__AIM OF THE TASK__. Starting at the top of the listing and going through the line that contains "disc-icon bbox=[211, 252, 233, 274]", give those lines as a JSON list of strings, one string per line, with blank lines left out.

__PROVIDED DATA__.
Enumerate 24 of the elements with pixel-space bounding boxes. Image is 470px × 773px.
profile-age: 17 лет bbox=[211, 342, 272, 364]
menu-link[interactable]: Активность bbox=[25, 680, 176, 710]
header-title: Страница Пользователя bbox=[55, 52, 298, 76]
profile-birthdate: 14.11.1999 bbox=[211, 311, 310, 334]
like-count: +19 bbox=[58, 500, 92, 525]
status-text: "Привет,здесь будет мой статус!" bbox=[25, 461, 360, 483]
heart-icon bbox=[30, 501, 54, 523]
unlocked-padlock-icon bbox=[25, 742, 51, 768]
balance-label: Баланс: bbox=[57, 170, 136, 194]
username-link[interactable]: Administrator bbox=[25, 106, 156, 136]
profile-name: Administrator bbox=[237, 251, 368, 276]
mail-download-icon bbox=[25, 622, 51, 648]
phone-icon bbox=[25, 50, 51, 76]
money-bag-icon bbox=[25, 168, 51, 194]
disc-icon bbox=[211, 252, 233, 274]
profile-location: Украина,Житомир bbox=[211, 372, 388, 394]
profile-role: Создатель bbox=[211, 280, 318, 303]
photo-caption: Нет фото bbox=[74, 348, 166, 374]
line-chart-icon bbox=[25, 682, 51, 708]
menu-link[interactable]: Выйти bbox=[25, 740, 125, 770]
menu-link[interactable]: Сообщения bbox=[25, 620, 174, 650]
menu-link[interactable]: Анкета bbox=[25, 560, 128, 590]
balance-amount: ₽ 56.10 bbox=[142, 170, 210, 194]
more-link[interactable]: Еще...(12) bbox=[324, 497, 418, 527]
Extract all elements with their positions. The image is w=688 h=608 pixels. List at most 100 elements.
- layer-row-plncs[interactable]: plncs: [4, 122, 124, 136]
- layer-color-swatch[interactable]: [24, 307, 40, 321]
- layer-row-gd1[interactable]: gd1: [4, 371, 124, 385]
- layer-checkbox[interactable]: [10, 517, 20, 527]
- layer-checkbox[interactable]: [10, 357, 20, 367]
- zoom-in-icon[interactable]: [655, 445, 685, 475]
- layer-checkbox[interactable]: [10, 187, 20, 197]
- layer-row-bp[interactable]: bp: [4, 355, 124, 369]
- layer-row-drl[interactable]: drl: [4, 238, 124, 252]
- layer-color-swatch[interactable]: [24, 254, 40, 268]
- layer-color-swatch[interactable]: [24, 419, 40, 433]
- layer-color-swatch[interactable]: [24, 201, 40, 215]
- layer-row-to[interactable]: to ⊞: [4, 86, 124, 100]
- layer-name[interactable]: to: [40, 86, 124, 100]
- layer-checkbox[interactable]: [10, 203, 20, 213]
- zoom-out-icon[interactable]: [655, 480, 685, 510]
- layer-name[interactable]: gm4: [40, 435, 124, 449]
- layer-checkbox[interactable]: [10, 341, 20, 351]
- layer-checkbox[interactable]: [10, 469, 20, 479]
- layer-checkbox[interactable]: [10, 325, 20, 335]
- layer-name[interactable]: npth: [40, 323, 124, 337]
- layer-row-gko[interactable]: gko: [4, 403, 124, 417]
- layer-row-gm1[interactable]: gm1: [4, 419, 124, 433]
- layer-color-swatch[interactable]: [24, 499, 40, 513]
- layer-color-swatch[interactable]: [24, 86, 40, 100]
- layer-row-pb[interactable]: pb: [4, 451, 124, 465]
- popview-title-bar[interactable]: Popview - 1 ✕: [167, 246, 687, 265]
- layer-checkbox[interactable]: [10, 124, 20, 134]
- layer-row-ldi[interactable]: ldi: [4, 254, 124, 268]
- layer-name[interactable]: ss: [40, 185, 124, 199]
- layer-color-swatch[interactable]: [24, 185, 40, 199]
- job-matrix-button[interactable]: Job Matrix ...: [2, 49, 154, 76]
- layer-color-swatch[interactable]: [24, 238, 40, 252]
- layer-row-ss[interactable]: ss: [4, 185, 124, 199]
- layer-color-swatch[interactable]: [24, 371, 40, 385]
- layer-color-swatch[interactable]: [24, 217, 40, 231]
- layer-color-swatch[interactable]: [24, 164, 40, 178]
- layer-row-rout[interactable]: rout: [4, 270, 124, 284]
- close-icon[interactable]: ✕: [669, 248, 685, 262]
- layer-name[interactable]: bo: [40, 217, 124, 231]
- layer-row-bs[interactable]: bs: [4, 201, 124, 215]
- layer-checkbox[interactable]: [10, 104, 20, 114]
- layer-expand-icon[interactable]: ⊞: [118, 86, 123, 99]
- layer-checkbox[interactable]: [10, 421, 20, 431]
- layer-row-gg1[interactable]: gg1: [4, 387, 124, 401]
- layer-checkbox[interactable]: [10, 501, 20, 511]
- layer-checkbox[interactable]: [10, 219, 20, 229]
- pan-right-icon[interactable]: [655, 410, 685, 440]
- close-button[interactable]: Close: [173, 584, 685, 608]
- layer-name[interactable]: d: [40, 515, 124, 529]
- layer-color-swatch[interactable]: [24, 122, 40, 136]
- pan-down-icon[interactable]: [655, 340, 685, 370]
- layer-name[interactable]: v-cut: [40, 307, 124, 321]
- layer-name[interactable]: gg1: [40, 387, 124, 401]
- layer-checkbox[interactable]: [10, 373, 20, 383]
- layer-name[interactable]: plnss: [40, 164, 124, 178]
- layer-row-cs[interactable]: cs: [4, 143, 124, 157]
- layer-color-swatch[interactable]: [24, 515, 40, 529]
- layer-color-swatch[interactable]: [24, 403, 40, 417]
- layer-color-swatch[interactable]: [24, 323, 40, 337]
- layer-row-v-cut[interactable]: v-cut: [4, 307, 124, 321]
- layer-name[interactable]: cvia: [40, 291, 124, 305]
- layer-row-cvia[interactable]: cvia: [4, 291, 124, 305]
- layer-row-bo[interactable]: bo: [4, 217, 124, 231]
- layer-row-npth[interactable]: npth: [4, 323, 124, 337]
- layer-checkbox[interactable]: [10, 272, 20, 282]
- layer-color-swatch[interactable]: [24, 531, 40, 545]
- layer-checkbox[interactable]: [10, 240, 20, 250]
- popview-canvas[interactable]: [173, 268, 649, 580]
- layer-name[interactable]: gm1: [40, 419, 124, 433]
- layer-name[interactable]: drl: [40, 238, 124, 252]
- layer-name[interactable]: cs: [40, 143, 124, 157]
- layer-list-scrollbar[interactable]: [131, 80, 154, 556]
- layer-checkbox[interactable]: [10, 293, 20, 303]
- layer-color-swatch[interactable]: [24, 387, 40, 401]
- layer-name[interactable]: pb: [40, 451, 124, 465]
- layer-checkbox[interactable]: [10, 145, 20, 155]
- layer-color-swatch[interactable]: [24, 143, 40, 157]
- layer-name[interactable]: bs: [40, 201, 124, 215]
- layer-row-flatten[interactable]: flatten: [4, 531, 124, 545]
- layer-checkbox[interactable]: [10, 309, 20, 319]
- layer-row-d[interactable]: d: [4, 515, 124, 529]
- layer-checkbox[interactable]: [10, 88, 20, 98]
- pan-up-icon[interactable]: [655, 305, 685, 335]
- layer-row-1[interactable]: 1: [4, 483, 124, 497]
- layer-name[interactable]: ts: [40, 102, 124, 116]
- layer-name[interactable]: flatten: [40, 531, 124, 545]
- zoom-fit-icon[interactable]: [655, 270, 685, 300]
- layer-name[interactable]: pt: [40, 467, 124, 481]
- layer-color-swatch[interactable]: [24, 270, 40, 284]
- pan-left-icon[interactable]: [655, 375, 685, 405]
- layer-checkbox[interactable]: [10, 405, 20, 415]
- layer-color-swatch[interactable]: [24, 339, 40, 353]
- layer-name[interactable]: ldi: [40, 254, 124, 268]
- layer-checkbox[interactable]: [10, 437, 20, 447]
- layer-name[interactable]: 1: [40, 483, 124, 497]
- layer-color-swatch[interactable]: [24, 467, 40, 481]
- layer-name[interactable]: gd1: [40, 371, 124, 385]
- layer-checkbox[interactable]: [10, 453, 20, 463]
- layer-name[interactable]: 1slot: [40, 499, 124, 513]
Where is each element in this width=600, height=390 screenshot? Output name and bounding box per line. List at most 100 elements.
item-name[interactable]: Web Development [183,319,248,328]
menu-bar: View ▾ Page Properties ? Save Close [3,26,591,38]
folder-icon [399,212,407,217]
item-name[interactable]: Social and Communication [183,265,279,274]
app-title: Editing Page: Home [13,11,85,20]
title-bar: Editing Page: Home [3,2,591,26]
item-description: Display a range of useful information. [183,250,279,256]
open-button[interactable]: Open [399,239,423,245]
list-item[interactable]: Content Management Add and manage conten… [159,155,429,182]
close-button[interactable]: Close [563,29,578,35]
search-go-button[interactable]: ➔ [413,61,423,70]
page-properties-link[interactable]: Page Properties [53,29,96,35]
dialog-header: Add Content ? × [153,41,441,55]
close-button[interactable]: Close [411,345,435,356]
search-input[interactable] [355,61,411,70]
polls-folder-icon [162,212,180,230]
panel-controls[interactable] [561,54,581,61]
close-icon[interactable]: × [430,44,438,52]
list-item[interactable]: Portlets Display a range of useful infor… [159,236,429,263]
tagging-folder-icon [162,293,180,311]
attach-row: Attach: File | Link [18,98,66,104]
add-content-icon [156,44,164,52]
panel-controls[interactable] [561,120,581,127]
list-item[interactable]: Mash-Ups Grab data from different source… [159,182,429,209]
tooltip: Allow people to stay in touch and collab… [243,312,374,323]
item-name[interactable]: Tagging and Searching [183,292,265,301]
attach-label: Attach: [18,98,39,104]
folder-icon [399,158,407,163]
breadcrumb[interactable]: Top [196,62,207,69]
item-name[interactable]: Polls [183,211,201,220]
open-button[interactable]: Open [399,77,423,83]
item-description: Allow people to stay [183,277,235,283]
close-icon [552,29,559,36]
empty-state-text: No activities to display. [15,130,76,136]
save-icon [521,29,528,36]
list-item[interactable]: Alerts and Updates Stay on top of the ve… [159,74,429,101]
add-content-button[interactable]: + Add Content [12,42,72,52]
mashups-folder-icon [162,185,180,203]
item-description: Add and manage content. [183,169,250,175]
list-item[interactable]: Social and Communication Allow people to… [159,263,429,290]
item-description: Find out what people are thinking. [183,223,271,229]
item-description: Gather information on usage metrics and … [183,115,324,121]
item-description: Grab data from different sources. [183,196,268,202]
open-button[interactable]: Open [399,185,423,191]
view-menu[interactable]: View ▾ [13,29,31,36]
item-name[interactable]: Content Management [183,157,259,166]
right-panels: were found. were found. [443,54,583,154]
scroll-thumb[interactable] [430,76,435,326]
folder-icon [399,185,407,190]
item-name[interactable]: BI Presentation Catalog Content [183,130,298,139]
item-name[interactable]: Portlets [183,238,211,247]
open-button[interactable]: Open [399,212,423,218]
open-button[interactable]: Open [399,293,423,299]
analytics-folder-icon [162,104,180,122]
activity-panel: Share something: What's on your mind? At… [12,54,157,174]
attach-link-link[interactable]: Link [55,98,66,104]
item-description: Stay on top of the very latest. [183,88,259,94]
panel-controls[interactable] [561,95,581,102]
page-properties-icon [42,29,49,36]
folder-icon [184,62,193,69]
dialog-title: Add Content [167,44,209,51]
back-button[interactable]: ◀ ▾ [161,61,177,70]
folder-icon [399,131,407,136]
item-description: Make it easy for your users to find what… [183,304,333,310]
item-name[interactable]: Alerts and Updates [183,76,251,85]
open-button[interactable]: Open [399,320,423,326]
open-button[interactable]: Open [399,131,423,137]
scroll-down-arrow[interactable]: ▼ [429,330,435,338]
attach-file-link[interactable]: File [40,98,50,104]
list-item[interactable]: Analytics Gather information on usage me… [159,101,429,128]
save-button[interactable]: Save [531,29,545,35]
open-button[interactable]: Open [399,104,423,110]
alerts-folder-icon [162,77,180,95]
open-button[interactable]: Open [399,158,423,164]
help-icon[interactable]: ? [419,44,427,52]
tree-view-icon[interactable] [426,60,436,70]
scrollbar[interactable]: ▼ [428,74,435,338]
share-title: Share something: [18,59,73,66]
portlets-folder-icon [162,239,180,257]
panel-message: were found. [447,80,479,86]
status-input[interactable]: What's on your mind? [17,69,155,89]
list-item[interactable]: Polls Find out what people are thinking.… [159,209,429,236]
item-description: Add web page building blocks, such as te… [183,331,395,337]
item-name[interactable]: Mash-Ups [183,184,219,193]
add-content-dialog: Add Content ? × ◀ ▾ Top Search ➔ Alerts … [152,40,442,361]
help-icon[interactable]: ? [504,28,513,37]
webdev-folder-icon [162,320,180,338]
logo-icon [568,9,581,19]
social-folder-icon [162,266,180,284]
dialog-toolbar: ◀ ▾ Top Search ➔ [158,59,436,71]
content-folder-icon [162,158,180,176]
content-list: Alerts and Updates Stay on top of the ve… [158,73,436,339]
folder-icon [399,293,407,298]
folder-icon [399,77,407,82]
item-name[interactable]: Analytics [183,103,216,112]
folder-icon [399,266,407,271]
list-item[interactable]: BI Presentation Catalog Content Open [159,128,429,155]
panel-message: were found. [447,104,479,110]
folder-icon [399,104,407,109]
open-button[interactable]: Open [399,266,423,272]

__PROBLEM SOLUTION__.
[
  "Enumerate 24 of the elements with pixel-space bounding boxes. Image is 470px × 773px.",
  "profile-age: 17 лет bbox=[211, 342, 272, 364]",
  "menu-link[interactable]: Активность bbox=[25, 680, 176, 710]",
  "header-title: Страница Пользователя bbox=[55, 52, 298, 76]",
  "profile-birthdate: 14.11.1999 bbox=[211, 311, 310, 334]",
  "like-count: +19 bbox=[58, 500, 92, 525]",
  "status-text: \"Привет,здесь будет мой статус!\" bbox=[25, 461, 360, 483]",
  "heart-icon bbox=[30, 501, 54, 523]",
  "unlocked-padlock-icon bbox=[25, 742, 51, 768]",
  "balance-label: Баланс: bbox=[57, 170, 136, 194]",
  "username-link[interactable]: Administrator bbox=[25, 106, 156, 136]",
  "profile-name: Administrator bbox=[237, 251, 368, 276]",
  "mail-download-icon bbox=[25, 622, 51, 648]",
  "phone-icon bbox=[25, 50, 51, 76]",
  "money-bag-icon bbox=[25, 168, 51, 194]",
  "disc-icon bbox=[211, 252, 233, 274]"
]